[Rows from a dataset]
◇ ◇ ◇ ◇ ◇
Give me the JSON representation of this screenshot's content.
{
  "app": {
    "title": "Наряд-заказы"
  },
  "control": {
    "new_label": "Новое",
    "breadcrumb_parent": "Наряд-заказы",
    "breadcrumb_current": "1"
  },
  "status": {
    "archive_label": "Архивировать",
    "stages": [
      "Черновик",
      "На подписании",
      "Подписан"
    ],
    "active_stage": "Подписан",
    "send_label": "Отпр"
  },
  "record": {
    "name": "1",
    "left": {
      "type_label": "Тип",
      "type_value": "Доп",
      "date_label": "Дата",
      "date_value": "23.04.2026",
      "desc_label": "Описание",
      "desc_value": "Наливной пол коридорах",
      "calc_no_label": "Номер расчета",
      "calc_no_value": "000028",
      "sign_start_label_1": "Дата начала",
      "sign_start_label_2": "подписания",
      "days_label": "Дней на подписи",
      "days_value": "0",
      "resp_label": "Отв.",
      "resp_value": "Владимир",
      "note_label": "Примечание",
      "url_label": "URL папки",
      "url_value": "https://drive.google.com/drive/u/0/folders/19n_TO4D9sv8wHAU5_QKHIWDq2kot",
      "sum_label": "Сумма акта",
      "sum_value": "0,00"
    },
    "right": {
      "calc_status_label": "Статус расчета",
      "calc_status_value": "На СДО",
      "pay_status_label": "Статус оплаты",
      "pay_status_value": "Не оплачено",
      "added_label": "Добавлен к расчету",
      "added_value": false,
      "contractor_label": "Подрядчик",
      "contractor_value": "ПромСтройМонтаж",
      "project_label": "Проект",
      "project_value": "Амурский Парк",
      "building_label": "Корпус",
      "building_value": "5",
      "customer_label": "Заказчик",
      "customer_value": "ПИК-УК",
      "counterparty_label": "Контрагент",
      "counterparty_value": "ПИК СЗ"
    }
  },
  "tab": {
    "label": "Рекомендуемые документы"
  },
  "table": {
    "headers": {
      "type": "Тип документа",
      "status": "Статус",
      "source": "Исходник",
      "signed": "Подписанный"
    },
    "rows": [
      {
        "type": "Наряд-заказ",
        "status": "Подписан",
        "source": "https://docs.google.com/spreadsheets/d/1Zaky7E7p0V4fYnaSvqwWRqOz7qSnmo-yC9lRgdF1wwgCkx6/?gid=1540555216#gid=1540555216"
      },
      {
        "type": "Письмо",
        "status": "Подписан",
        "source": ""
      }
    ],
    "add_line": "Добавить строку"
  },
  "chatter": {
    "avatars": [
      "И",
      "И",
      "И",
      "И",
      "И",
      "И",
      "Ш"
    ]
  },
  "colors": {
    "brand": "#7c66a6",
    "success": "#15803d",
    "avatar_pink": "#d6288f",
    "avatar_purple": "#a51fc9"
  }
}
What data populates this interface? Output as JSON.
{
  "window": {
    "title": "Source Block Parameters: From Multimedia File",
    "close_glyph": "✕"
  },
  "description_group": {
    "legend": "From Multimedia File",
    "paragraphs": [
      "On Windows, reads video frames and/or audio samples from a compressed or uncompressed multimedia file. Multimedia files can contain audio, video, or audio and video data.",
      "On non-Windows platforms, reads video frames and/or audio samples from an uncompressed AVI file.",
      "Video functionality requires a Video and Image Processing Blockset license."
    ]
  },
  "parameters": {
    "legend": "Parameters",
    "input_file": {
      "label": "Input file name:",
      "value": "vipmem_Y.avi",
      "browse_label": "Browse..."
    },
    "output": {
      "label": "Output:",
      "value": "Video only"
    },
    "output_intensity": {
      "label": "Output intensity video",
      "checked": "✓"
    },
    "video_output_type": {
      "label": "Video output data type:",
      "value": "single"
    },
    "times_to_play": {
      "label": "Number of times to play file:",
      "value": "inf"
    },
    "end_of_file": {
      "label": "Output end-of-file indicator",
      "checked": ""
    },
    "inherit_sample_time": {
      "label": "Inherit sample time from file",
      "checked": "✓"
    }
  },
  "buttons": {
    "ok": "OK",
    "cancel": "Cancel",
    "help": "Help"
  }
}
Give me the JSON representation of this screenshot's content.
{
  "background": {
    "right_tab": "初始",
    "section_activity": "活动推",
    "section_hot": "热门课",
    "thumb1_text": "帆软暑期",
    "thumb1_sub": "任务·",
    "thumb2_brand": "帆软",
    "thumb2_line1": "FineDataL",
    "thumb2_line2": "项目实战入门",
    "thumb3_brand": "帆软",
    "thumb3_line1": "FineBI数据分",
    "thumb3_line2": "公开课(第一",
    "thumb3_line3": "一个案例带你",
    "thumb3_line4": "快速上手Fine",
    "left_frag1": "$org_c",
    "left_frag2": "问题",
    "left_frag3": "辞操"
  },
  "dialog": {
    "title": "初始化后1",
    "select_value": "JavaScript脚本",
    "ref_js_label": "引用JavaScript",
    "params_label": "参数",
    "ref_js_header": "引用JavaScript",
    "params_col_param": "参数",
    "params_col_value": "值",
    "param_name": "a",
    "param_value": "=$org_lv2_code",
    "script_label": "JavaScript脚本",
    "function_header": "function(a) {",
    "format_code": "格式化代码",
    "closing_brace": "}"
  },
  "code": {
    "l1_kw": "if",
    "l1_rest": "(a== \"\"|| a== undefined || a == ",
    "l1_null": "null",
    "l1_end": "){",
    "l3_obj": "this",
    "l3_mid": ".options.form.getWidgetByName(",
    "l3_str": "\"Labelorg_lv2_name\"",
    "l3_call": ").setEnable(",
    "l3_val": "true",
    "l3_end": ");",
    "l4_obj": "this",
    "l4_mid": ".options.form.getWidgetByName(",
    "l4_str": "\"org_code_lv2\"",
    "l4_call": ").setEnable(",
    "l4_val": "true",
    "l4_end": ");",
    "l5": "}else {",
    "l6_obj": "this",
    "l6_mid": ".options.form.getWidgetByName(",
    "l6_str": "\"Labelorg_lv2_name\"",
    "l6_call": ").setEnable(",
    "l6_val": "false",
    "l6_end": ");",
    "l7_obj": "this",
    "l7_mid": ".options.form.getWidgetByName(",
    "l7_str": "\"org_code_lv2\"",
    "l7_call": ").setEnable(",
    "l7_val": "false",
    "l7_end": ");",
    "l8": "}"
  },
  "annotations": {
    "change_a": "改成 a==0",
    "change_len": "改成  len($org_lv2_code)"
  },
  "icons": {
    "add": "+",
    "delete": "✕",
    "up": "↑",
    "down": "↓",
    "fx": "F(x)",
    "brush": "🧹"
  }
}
◇ ◇ ◇ ◇ ◇
WHAT THE TASK REQUIRES: Write out every line of the listing that holds the word "JavaScript脚本".

THE REPLY:
    "select_value": "JavaScript脚本",
    "script_label": "JavaScript脚本",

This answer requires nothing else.